• **AIM OF THE TASK**: Scan the listing below. Report each line that includes "title".

───── GIVEN RECORDS

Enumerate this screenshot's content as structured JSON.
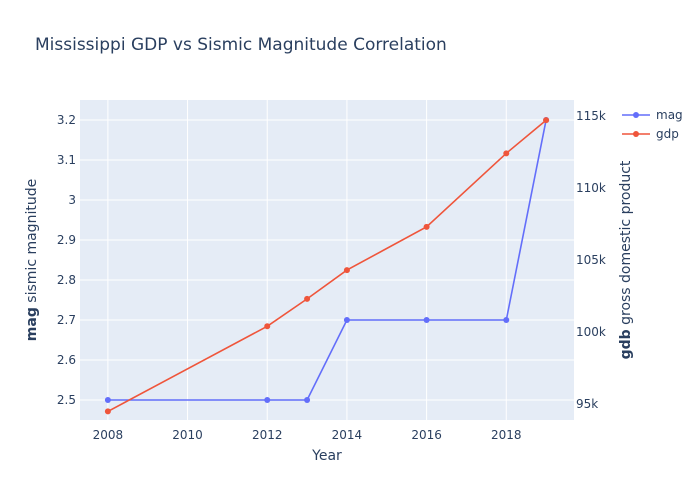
{
  "chart_data": {
    "type": "line",
    "title": "Mississippi GDP vs Sismic Magnitude Correlation",
    "xlabel": "Year",
    "ylabel_left": {
      "bold": "mag",
      "rest": " sismic magnitude"
    },
    "ylabel_right": {
      "bold": "gdb",
      "rest": " gross domestic product"
    },
    "xlim": [
      2007.3,
      2019.7
    ],
    "ylim_left": [
      2.45,
      3.25
    ],
    "ylim_right": [
      93900,
      116100
    ],
    "x_ticks": [
      2008,
      2010,
      2012,
      2014,
      2016,
      2018
    ],
    "x_tick_labels": [
      "2008",
      "2010",
      "2012",
      "2014",
      "2016",
      "2018"
    ],
    "y_left_ticks": [
      2.5,
      2.6,
      2.7,
      2.8,
      2.9,
      3.0,
      3.1,
      3.2
    ],
    "y_left_tick_labels": [
      "2.5",
      "2.6",
      "2.7",
      "2.8",
      "2.9",
      "3",
      "3.1",
      "3.2"
    ],
    "y_right_ticks": [
      95000,
      100000,
      105000,
      110000,
      115000
    ],
    "y_right_tick_labels": [
      "95k",
      "100k",
      "105k",
      "110k",
      "115k"
    ],
    "grid": true,
    "legend_position": "top-right",
    "series": [
      {
        "name": "mag",
        "axis": "left",
        "color": "#636efa",
        "x": [
          2008,
          2012,
          2013,
          2014,
          2016,
          2018,
          2019
        ],
        "y": [
          2.5,
          2.5,
          2.5,
          2.7,
          2.7,
          2.7,
          3.2
        ]
      },
      {
        "name": "gdp",
        "axis": "right",
        "color": "#ef553b",
        "x": [
          2008,
          2012,
          2013,
          2014,
          2016,
          2018,
          2019
        ],
        "y": [
          94500,
          100400,
          102300,
          104300,
          107300,
          112400,
          114700
        ]
      }
    ]
  }
}
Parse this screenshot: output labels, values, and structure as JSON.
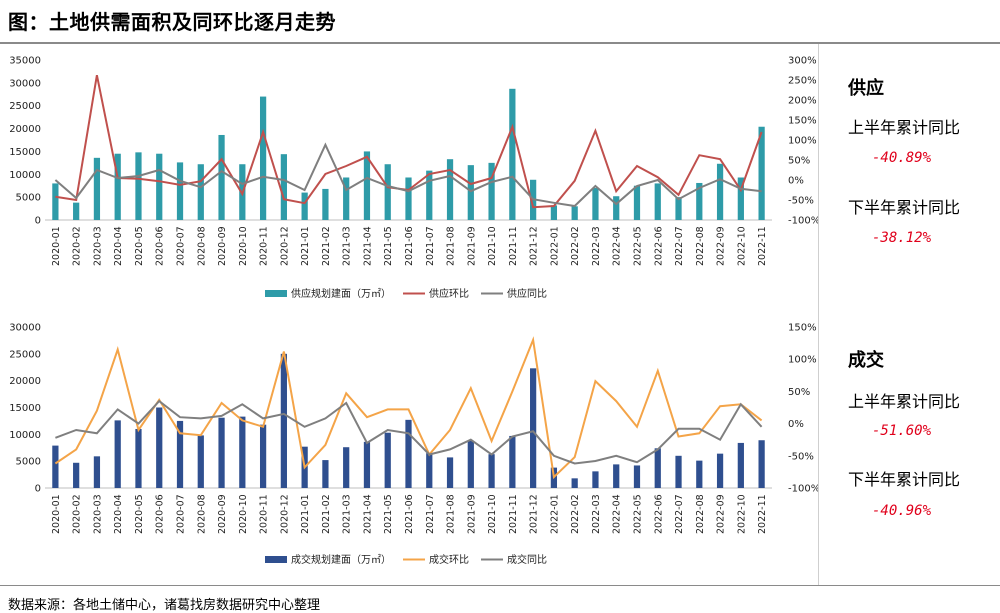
{
  "page": {
    "title": "图：土地供需面积及同环比逐月走势",
    "source": "数据来源：各地土储中心，诸葛找房数据研究中心整理"
  },
  "side": {
    "supply": {
      "heading": "供应",
      "h1_label": "上半年累计同比",
      "h1_value": "-40.89%",
      "h2_label": "下半年累计同比",
      "h2_value": "-38.12%"
    },
    "deal": {
      "heading": "成交",
      "h1_label": "上半年累计同比",
      "h1_value": "-51.60%",
      "h2_label": "下半年累计同比",
      "h2_value": "-40.96%"
    }
  },
  "colors": {
    "supply_bar": "#2e9ba8",
    "supply_mom": "#c0504d",
    "yoy": "#7f7f7f",
    "deal_bar": "#2f4f8f",
    "deal_mom": "#f4a448",
    "accent_red": "#e0001b"
  },
  "chart_data": [
    {
      "type": "bar",
      "categories": [
        "2020-01",
        "2020-02",
        "2020-03",
        "2020-04",
        "2020-05",
        "2020-06",
        "2020-07",
        "2020-08",
        "2020-09",
        "2020-10",
        "2020-11",
        "2020-12",
        "2021-01",
        "2021-02",
        "2021-03",
        "2021-04",
        "2021-05",
        "2021-06",
        "2021-07",
        "2021-08",
        "2021-09",
        "2021-10",
        "2021-11",
        "2021-12",
        "2022-01",
        "2022-02",
        "2022-03",
        "2022-04",
        "2022-05",
        "2022-06",
        "2022-07",
        "2022-08",
        "2022-09",
        "2022-10",
        "2022-11"
      ],
      "y_ticks_left": [
        "0",
        "5000",
        "10000",
        "15000",
        "20000",
        "25000",
        "30000",
        "35000"
      ],
      "y_ticks_right": [
        "-100%",
        "-50%",
        "0%",
        "50%",
        "100%",
        "150%",
        "200%",
        "250%",
        "300%"
      ],
      "ylim_left": [
        0,
        35000
      ],
      "ylim_right": [
        -100,
        300
      ],
      "legend": [
        "供应规划建面（万㎡）",
        "供应环比",
        "供应同比"
      ],
      "legend_position": "bottom",
      "series": [
        {
          "name": "供应规划建面（万㎡）",
          "kind": "bar",
          "axis": "left",
          "values": [
            8000,
            3800,
            13600,
            14500,
            14800,
            14500,
            12600,
            12200,
            18600,
            12200,
            27000,
            14400,
            6000,
            6800,
            9300,
            15000,
            12200,
            9300,
            10800,
            13300,
            12000,
            12500,
            28700,
            8800,
            3200,
            3000,
            7000,
            5200,
            7500,
            8000,
            5000,
            8100,
            12300,
            9300,
            20400
          ]
        },
        {
          "name": "供应环比",
          "kind": "line",
          "axis": "right",
          "values": [
            -42,
            -50,
            262,
            5,
            3,
            -3,
            -12,
            -3,
            52,
            -35,
            120,
            -48,
            -58,
            15,
            35,
            58,
            -18,
            -25,
            15,
            25,
            -10,
            5,
            133,
            -68,
            -65,
            -2,
            123,
            -28,
            35,
            7,
            -37,
            62,
            52,
            -25,
            120
          ]
        },
        {
          "name": "供应同比",
          "kind": "line",
          "axis": "right",
          "values": [
            0,
            -45,
            25,
            5,
            10,
            25,
            -2,
            -18,
            22,
            -10,
            8,
            0,
            -25,
            88,
            -25,
            5,
            -15,
            -28,
            -2,
            10,
            -28,
            -5,
            8,
            -48,
            -57,
            -65,
            -15,
            -60,
            -15,
            0,
            -48,
            -20,
            2,
            -22,
            -28
          ]
        }
      ]
    },
    {
      "type": "bar",
      "categories": [
        "2020-01",
        "2020-02",
        "2020-03",
        "2020-04",
        "2020-05",
        "2020-06",
        "2020-07",
        "2020-08",
        "2020-09",
        "2020-10",
        "2020-11",
        "2020-12",
        "2021-01",
        "2021-02",
        "2021-03",
        "2021-04",
        "2021-05",
        "2021-06",
        "2021-07",
        "2021-08",
        "2021-09",
        "2021-10",
        "2021-11",
        "2021-12",
        "2022-01",
        "2022-02",
        "2022-03",
        "2022-04",
        "2022-05",
        "2022-06",
        "2022-07",
        "2022-08",
        "2022-09",
        "2022-10",
        "2022-11"
      ],
      "y_ticks_left": [
        "0",
        "5000",
        "10000",
        "15000",
        "20000",
        "25000",
        "30000"
      ],
      "y_ticks_right": [
        "-100%",
        "-50%",
        "0%",
        "50%",
        "100%",
        "150%"
      ],
      "ylim_left": [
        0,
        30000
      ],
      "ylim_right": [
        -100,
        150
      ],
      "legend": [
        "成交规划建面（万㎡）",
        "成交环比",
        "成交同比"
      ],
      "legend_position": "bottom",
      "series": [
        {
          "name": "成交规划建面（万㎡）",
          "kind": "bar",
          "axis": "left",
          "values": [
            7900,
            4700,
            5900,
            12600,
            11000,
            15000,
            12500,
            9800,
            13100,
            13300,
            11800,
            25000,
            7700,
            5200,
            7600,
            8600,
            10300,
            12700,
            6500,
            5700,
            8800,
            6300,
            9700,
            22300,
            3800,
            1800,
            3100,
            4400,
            4200,
            7400,
            6000,
            5100,
            6400,
            8400,
            8900
          ]
        },
        {
          "name": "成交环比",
          "kind": "line",
          "axis": "right",
          "values": [
            -62,
            -40,
            20,
            115,
            -10,
            37,
            -15,
            -18,
            32,
            5,
            -5,
            112,
            -68,
            -33,
            47,
            10,
            22,
            22,
            -48,
            -10,
            55,
            -27,
            50,
            130,
            -83,
            -52,
            66,
            35,
            -5,
            82,
            -20,
            -15,
            27,
            30,
            5
          ]
        },
        {
          "name": "成交同比",
          "kind": "line",
          "axis": "right",
          "values": [
            -22,
            -10,
            -15,
            22,
            0,
            35,
            10,
            8,
            12,
            30,
            8,
            15,
            -5,
            8,
            32,
            -30,
            -10,
            -15,
            -48,
            -40,
            -25,
            -48,
            -20,
            -12,
            -50,
            -62,
            -58,
            -50,
            -60,
            -40,
            -8,
            -8,
            -25,
            30,
            -5
          ]
        }
      ]
    }
  ]
}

──────────

• **RESULT OF THIS TASK**:
    "title": "Mississippi GDP vs Sismic Magnitude Correlation",
    "title": "图：土地供需面积及同环比逐月走势",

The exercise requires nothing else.